▶ **Exercise goal**: Transcribe all the entries word for word, omitting any pictures they contain.

(Extracted data entries)
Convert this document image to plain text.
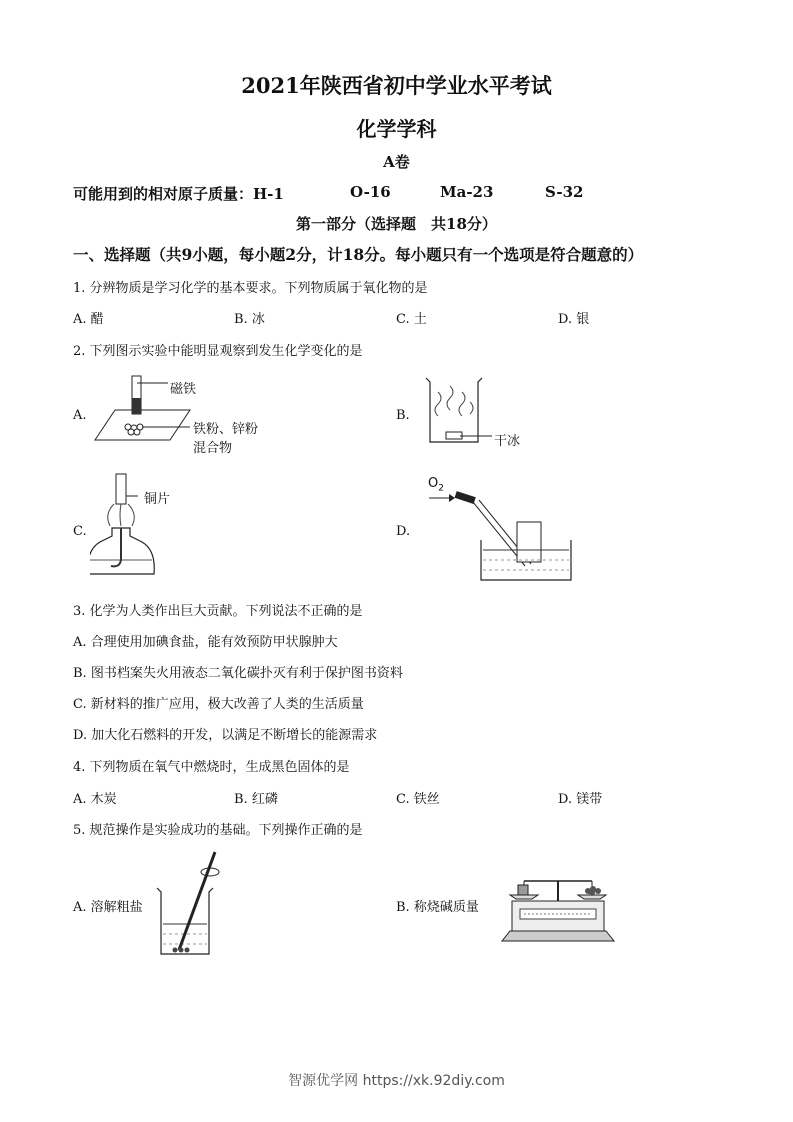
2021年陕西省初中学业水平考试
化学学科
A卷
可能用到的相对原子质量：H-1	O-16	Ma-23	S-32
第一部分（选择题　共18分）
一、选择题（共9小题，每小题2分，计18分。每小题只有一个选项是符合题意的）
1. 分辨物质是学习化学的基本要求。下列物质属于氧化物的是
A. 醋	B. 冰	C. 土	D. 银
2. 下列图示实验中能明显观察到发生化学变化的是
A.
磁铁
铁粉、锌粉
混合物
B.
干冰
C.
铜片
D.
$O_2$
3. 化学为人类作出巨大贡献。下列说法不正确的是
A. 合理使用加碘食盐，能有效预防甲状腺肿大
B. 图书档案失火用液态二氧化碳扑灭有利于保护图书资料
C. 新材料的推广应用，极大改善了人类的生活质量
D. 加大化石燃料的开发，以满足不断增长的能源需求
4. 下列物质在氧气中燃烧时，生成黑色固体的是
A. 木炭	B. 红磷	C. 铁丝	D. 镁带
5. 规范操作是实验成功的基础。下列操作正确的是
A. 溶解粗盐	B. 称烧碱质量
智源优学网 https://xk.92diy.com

▶ **Answer in full**:
Convert this document image to plain text.
2021年陕西省初中学业水平考试
化学学科
A卷
可能用到的相对原子质量：H-1	O-16	Ma-23	S-32
第一部分（选择题　共18分）
一、选择题（共9小题，每小题2分，计18分。每小题只有一个选项是符合题意的）
1. 分辨物质是学习化学的基本要求。下列物质属于氧化物的是
A. 醋	B. 冰	C. 土	D. 银
2. 下列图示实验中能明显观察到发生化学变化的是
A.
磁铁
铁粉、锌粉
混合物
B.
干冰
C.
铜片
D.
$O_2$
3. 化学为人类作出巨大贡献。下列说法不正确的是
A. 合理使用加碘食盐，能有效预防甲状腺肿大
B. 图书档案失火用液态二氧化碳扑灭有利于保护图书资料
C. 新材料的推广应用，极大改善了人类的生活质量
D. 加大化石燃料的开发，以满足不断增长的能源需求
4. 下列物质在氧气中燃烧时，生成黑色固体的是
A. 木炭	B. 红磷	C. 铁丝	D. 镁带
5. 规范操作是实验成功的基础。下列操作正确的是
A. 溶解粗盐	B. 称烧碱质量
智源优学网 https://xk.92diy.com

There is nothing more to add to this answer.